[START OF Extracted data]

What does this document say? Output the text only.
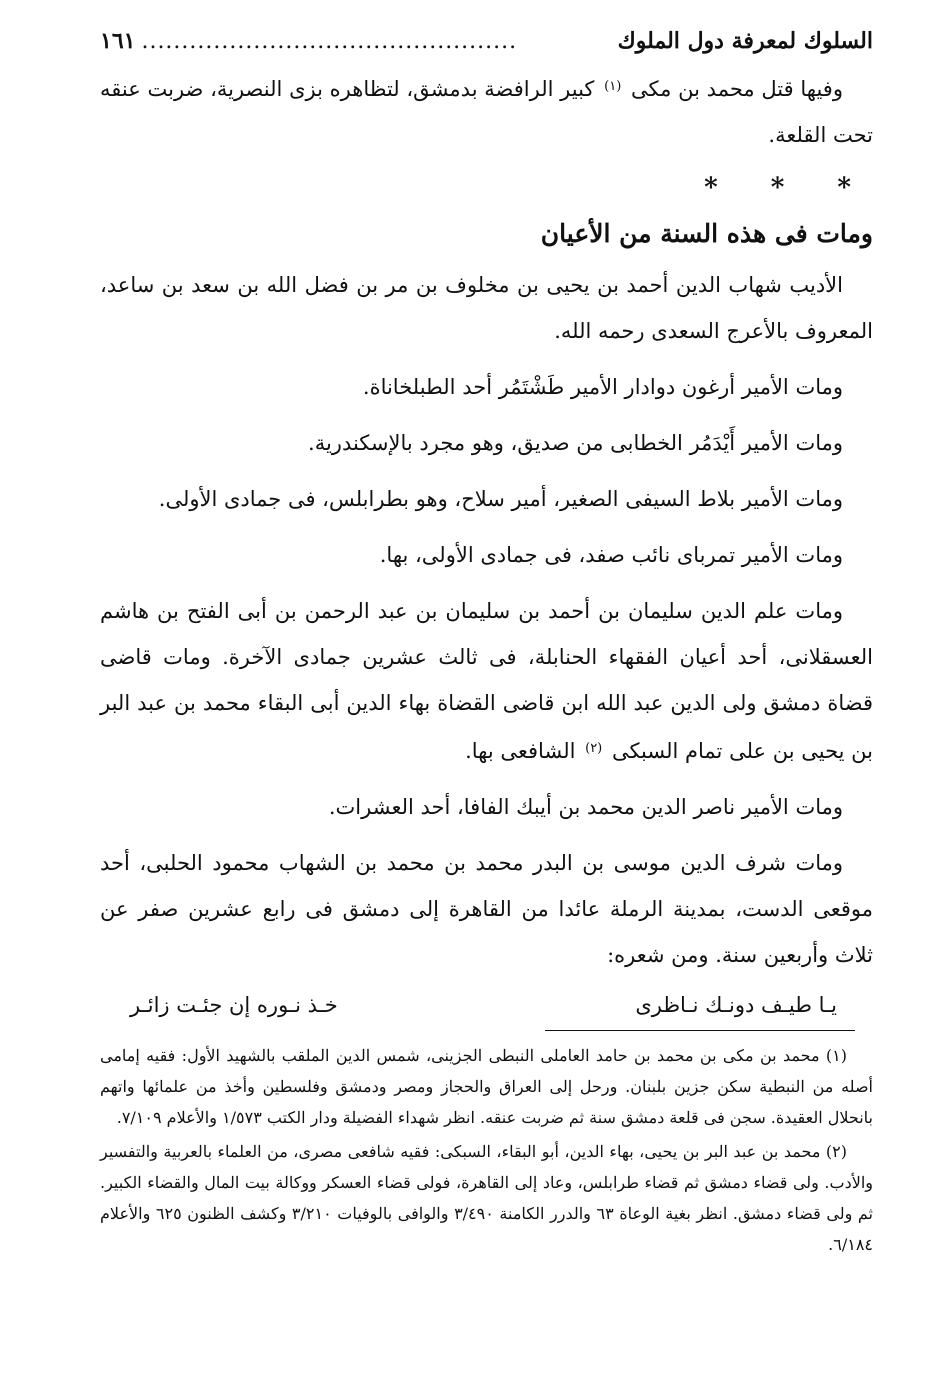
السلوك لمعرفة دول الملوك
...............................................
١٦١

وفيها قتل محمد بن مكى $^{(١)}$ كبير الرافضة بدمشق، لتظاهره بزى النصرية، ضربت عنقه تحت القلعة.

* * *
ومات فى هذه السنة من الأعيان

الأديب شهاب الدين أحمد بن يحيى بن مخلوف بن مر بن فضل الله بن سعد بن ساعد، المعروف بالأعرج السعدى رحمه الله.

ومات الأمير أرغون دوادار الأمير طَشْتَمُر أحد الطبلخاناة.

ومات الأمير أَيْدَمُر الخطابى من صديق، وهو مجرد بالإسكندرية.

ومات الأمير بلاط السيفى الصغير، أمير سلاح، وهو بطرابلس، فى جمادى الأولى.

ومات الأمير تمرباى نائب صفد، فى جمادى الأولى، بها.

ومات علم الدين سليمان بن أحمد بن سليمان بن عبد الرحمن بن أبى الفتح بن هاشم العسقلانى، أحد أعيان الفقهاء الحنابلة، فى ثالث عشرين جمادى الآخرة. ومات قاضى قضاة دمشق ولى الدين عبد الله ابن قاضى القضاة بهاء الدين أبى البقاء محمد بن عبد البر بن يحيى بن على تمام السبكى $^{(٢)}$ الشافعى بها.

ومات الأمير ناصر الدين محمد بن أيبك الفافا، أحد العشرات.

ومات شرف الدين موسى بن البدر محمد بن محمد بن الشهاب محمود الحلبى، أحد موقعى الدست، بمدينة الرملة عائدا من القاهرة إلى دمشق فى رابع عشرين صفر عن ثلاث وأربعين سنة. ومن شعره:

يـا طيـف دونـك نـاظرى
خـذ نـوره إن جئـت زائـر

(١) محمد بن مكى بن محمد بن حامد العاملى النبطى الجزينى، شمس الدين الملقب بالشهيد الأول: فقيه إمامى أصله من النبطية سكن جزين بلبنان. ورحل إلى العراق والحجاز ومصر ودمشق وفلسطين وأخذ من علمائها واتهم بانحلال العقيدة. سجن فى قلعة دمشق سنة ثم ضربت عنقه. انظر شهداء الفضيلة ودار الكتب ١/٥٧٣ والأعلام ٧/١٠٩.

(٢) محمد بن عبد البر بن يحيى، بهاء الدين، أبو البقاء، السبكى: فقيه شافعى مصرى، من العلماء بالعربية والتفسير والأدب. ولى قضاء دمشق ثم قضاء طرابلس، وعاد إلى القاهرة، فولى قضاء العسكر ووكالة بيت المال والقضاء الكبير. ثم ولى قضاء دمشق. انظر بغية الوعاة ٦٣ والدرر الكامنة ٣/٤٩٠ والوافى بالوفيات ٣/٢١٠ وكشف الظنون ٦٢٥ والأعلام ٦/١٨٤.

[END OF Extracted data]

Exercise aim
Repeat each entry precisely as it appears. Leave the pictures out.

Solution for this exercise
What does this document say? Output the text only.
السلوك لمعرفة دول الملوك
...............................................
١٦١

وفيها قتل محمد بن مكى $^{(١)}$ كبير الرافضة بدمشق، لتظاهره بزى النصرية، ضربت عنقه تحت القلعة.

* * *
ومات فى هذه السنة من الأعيان

الأديب شهاب الدين أحمد بن يحيى بن مخلوف بن مر بن فضل الله بن سعد بن ساعد، المعروف بالأعرج السعدى رحمه الله.

ومات الأمير أرغون دوادار الأمير طَشْتَمُر أحد الطبلخاناة.

ومات الأمير أَيْدَمُر الخطابى من صديق، وهو مجرد بالإسكندرية.

ومات الأمير بلاط السيفى الصغير، أمير سلاح، وهو بطرابلس، فى جمادى الأولى.

ومات الأمير تمرباى نائب صفد، فى جمادى الأولى، بها.

ومات علم الدين سليمان بن أحمد بن سليمان بن عبد الرحمن بن أبى الفتح بن هاشم العسقلانى، أحد أعيان الفقهاء الحنابلة، فى ثالث عشرين جمادى الآخرة. ومات قاضى قضاة دمشق ولى الدين عبد الله ابن قاضى القضاة بهاء الدين أبى البقاء محمد بن عبد البر بن يحيى بن على تمام السبكى $^{(٢)}$ الشافعى بها.

ومات الأمير ناصر الدين محمد بن أيبك الفافا، أحد العشرات.

ومات شرف الدين موسى بن البدر محمد بن محمد بن الشهاب محمود الحلبى، أحد موقعى الدست، بمدينة الرملة عائدا من القاهرة إلى دمشق فى رابع عشرين صفر عن ثلاث وأربعين سنة. ومن شعره:

يـا طيـف دونـك نـاظرى
خـذ نـوره إن جئـت زائـر

(١) محمد بن مكى بن محمد بن حامد العاملى النبطى الجزينى، شمس الدين الملقب بالشهيد الأول: فقيه إمامى أصله من النبطية سكن جزين بلبنان. ورحل إلى العراق والحجاز ومصر ودمشق وفلسطين وأخذ من علمائها واتهم بانحلال العقيدة. سجن فى قلعة دمشق سنة ثم ضربت عنقه. انظر شهداء الفضيلة ودار الكتب ١/٥٧٣ والأعلام ٧/١٠٩.

(٢) محمد بن عبد البر بن يحيى، بهاء الدين، أبو البقاء، السبكى: فقيه شافعى مصرى، من العلماء بالعربية والتفسير والأدب. ولى قضاء دمشق ثم قضاء طرابلس، وعاد إلى القاهرة، فولى قضاء العسكر ووكالة بيت المال والقضاء الكبير. ثم ولى قضاء دمشق. انظر بغية الوعاة ٦٣ والدرر الكامنة ٣/٤٩٠ والوافى بالوفيات ٣/٢١٠ وكشف الظنون ٦٢٥ والأعلام ٦/١٨٤.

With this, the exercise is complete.